**Passage given**:
····················
Storytelling overrides new visual possibilities

« previous Rarely, however, does Broderick or his evangelists publicly address the question of the aesthetic potential that is dramatically being opened up by the advances in the technology. Indeed, the aesthetic ambitions would appear to be fundamentally reined in by relying on the conventions of mainstream narrative storytelling that dominates both the Hollywood system and the majority of low budget feature films produced and distributed commercially. Next Wave Films stress that the keys to success after "dedication" are "a strong, unique script that grows out of a filmmaker's personal experience and passion... whatever you do, resist high concepts". This manual for production success is inevitably extremely attractive and tempting to the filmmakers who primarily want a cut-price short cut into the "commercial industry". (DIY=DVC. Peter Broderick, Sight & Sound. March 1999)
····················
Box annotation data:
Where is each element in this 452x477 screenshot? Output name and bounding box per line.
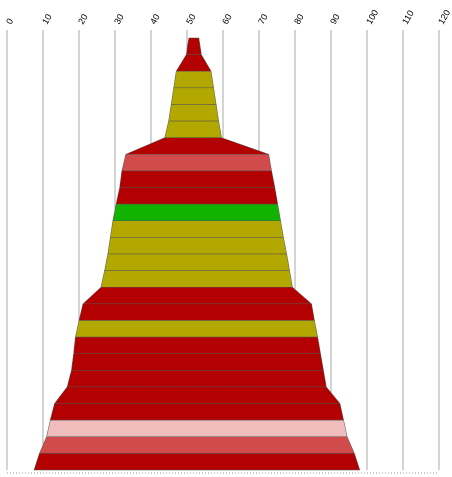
x-tick-label: 20 (76, 12, 90, 26)
x-tick-label: 30 (112, 12, 126, 26)
x-tick-label: 110 (400, 9, 416, 26)
chart-band-olive (100, 270, 293, 288)
x-tick-label: 50 (184, 12, 198, 26)
chart-band-red (175, 54, 212, 72)
x-tick-label: 90 (328, 12, 342, 26)
chart-band-olive (173, 70, 214, 89)
chart-band-red (119, 170, 276, 188)
chart-band-olive (168, 104, 219, 122)
chart-band-olive (170, 87, 217, 105)
chart-band-red (33, 453, 361, 471)
chart-band-olive (75, 320, 318, 338)
chart-band-red (66, 370, 327, 388)
chart-band-red (125, 137, 269, 155)
x-tick-label: 80 (292, 12, 306, 26)
x-tick-label: 0 (4, 17, 15, 26)
chart-band-red (78, 303, 315, 321)
chart-band-red (49, 403, 344, 421)
chart-band-red (54, 386, 341, 404)
chart-band-light_red (39, 436, 355, 454)
chart-band-olive (107, 237, 288, 255)
chart-band-green (112, 203, 281, 222)
chart-band-light_red (121, 154, 272, 172)
x-tick-labels: 0 10 20 30 40 50 60 70 80 90 100 110 120 (4, 8, 452, 26)
x-tick-label: 10 (40, 12, 54, 26)
x-tick-label: 100 (364, 8, 380, 26)
chart-band-olive (104, 253, 290, 271)
x-tick-label: 60 (220, 12, 234, 26)
chart-band-red (115, 187, 279, 205)
chart-band-red (71, 353, 324, 371)
chart-band-pink (46, 419, 348, 438)
chart-band-olive (164, 120, 222, 138)
chart-band-red (185, 37, 202, 55)
chart-band-red (73, 336, 321, 354)
chart-bands (33, 37, 361, 471)
x-tick-label: 70 (256, 12, 270, 26)
x-tick-label: 40 (148, 12, 162, 26)
chart-band-olive (110, 220, 284, 238)
chart-band-red (82, 286, 313, 305)
x-tick-label: 120 (436, 8, 452, 26)
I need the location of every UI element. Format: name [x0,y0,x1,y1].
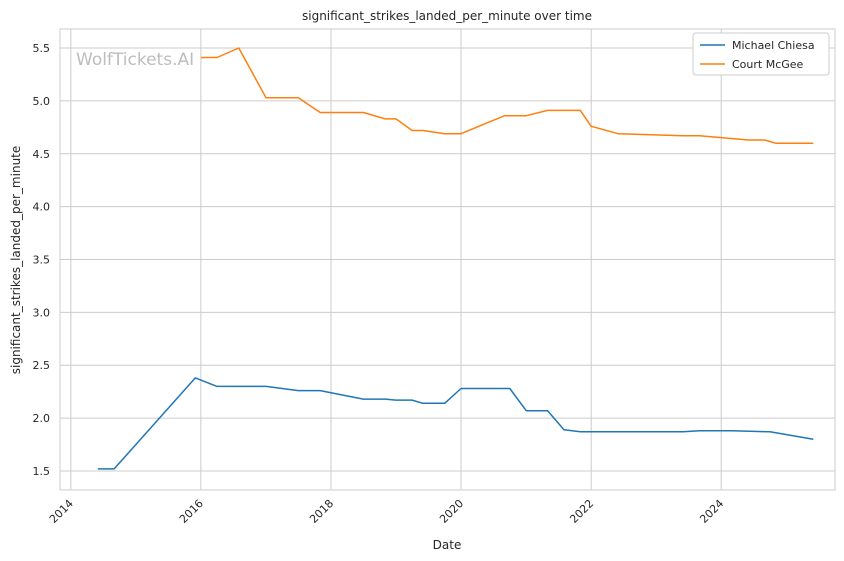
legend-box [692,32,830,76]
y-tick-label: 5.0 [33,95,51,108]
y-tick-label: 2.5 [33,359,51,372]
legend-label-court-mcgee: Court McGee [732,58,804,71]
y-tick-label: 4.0 [33,201,51,214]
y-tick-label: 3.0 [33,306,51,319]
series-line-court-mcgee [200,47,814,144]
y-tick-label: 3.5 [33,254,51,267]
legend-label-michael-chiesa: Michael Chiesa [732,39,815,52]
y-axis-label: significant_strikes_landed_per_minute [9,146,23,375]
y-tick-label: 4.5 [33,148,51,161]
legend: Michael Chiesa Court McGee [692,32,830,76]
plot-area-frame [59,28,836,491]
series-lines [97,47,814,470]
y-tick-label: 1.5 [33,465,51,478]
x-axis-label: Date [433,538,462,552]
series-line-michael-chiesa [97,377,814,470]
watermark: WolfTickets.AI [76,50,194,70]
y-axis-ticks: 1.5 2.0 2.5 3.0 3.5 4.0 4.5 5.0 5.5 [33,42,51,478]
y-tick-label: 5.5 [33,42,51,55]
y-tick-label: 2.0 [33,412,51,425]
chart-title: significant_strikes_landed_per_minute ov… [302,9,592,23]
grid [60,29,835,490]
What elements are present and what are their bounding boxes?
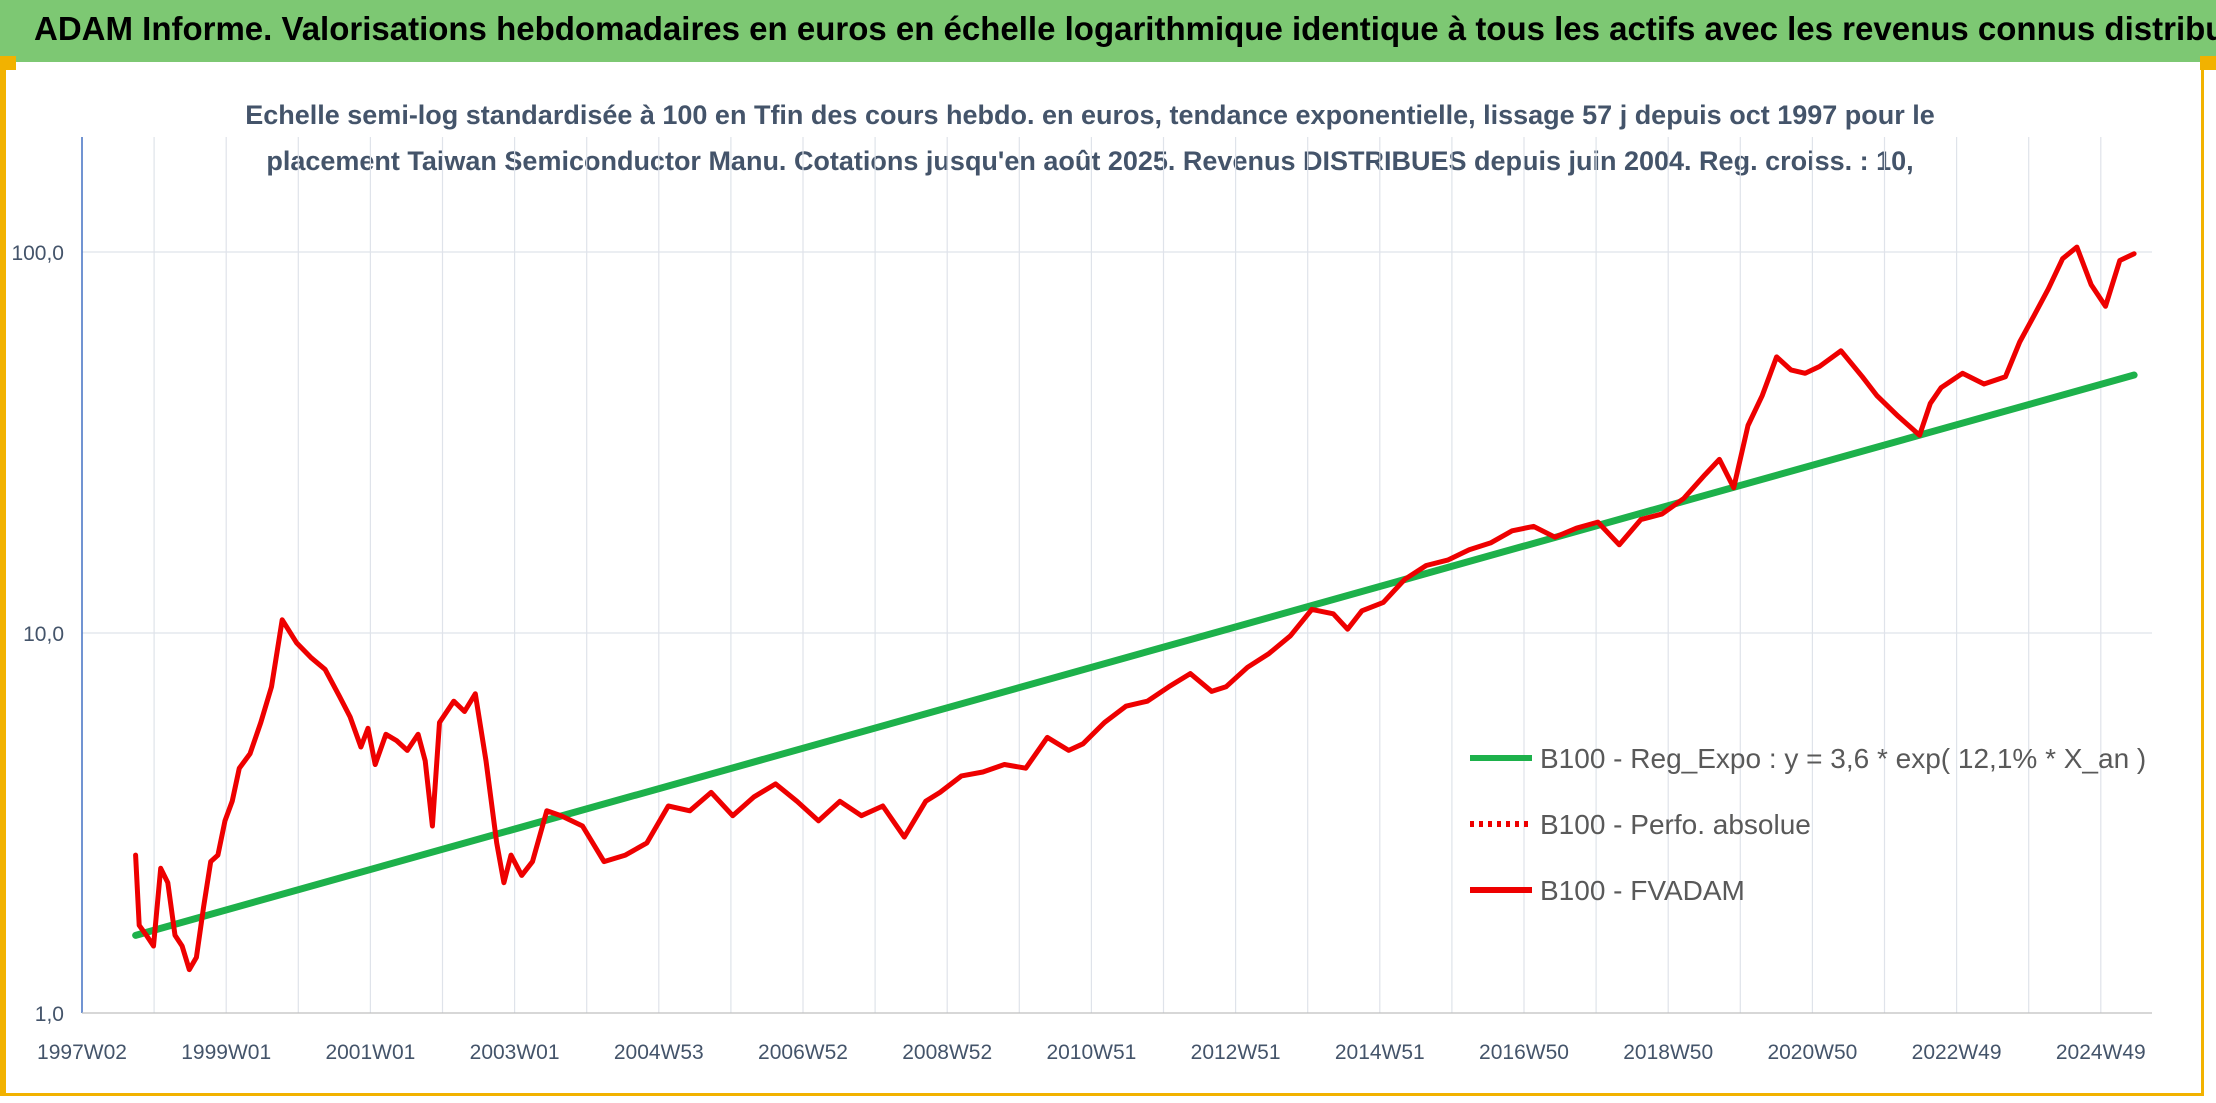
y-tick-label: 1,0: [35, 1003, 64, 1026]
x-tick-label: 2001W01: [325, 1041, 415, 1064]
series-line-reg-expo: [132, 371, 2138, 939]
legend-item-fvadam-label: B100 - FVADAM: [1540, 875, 1745, 906]
x-tick-label: 2024W49: [2056, 1041, 2146, 1064]
x-tick-label: 2012W51: [1191, 1041, 1281, 1064]
grid: [81, 137, 2152, 1013]
legend-item-perfo-absolue-label: B100 - Perfo. absolue: [1540, 809, 1811, 840]
x-tick-label: 2020W50: [1767, 1041, 1857, 1064]
x-tick-labels: 1997W02 1999W01 2001W01 2003W01 2004W53 2006W…: [37, 1041, 2146, 1064]
x-tick-label: 1997W02: [37, 1041, 127, 1064]
report-header: ADAM Informe. Valorisations hebdomadaire…: [0, 0, 2216, 62]
y-tick-label: 100,0: [11, 242, 64, 265]
chart-title-line-1: Echelle semi-log standardisée à 100 en T…: [245, 100, 1935, 130]
chart-frame: [0, 62, 2204, 1096]
y-tick-label: 10,0: [23, 623, 64, 646]
x-tick-label: 2004W53: [614, 1041, 704, 1064]
x-tick-label: 2010W51: [1046, 1041, 1136, 1064]
x-tick-label: 1999W01: [181, 1041, 271, 1064]
chart-title-line-2: placement Taiwan Semiconductor Manu. Cot…: [266, 146, 1914, 176]
axes: [81, 137, 2152, 1014]
chart-title: Echelle semi-log standardisée à 100 en T…: [160, 92, 2020, 184]
y-tick-labels: 1,0 10,0 100,0: [11, 242, 64, 1026]
series-lines: [132, 244, 2138, 973]
x-tick-label: 2014W51: [1335, 1041, 1425, 1064]
x-tick-label: 2018W50: [1623, 1041, 1713, 1064]
frame-corner: [2200, 56, 2216, 70]
report-title: ADAM Informe. Valorisations hebdomadaire…: [34, 10, 2216, 47]
legend: B100 - Reg_Expo : y = 3,6 * exp( 12,1% *…: [1470, 743, 2146, 906]
series-line-fvadam: [133, 244, 2137, 973]
legend-item-reg-expo-label: B100 - Reg_Expo : y = 3,6 * exp( 12,1% *…: [1540, 743, 2146, 774]
x-tick-label: 2003W01: [470, 1041, 560, 1064]
x-tick-label: 2016W50: [1479, 1041, 1569, 1064]
x-tick-label: 2008W52: [902, 1041, 992, 1064]
x-tick-label: 2006W52: [758, 1041, 848, 1064]
x-tick-label: 2022W49: [1912, 1041, 2002, 1064]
····················
**What is required**:
Write out the whole passage on storytelling and new visual possibilities word for word, from its heading through the closing citation.

**Worked solution**:
Storytelling overrides new visual possibilities

« previous Rarely, however, does Broderick or his evangelists publicly address the question of the aesthetic potential that is dramatically being opened up by the advances in the technology. Indeed, the aesthetic ambitions would appear to be fundamentally reined in by relying on the conventions of mainstream narrative storytelling that dominates both the Hollywood system and the majority of low budget feature films produced and distributed commercially. Next Wave Films stress that the keys to success after "dedication" are "a strong, unique script that grows out of a filmmaker's personal experience and passion... whatever you do, resist high concepts". This manual for production success is inevitably extremely attractive and tempting to the filmmakers who primarily want a cut-price short cut into the "commercial industry". (DIY=DVC. Peter Broderick, Sight & Sound. March 1999)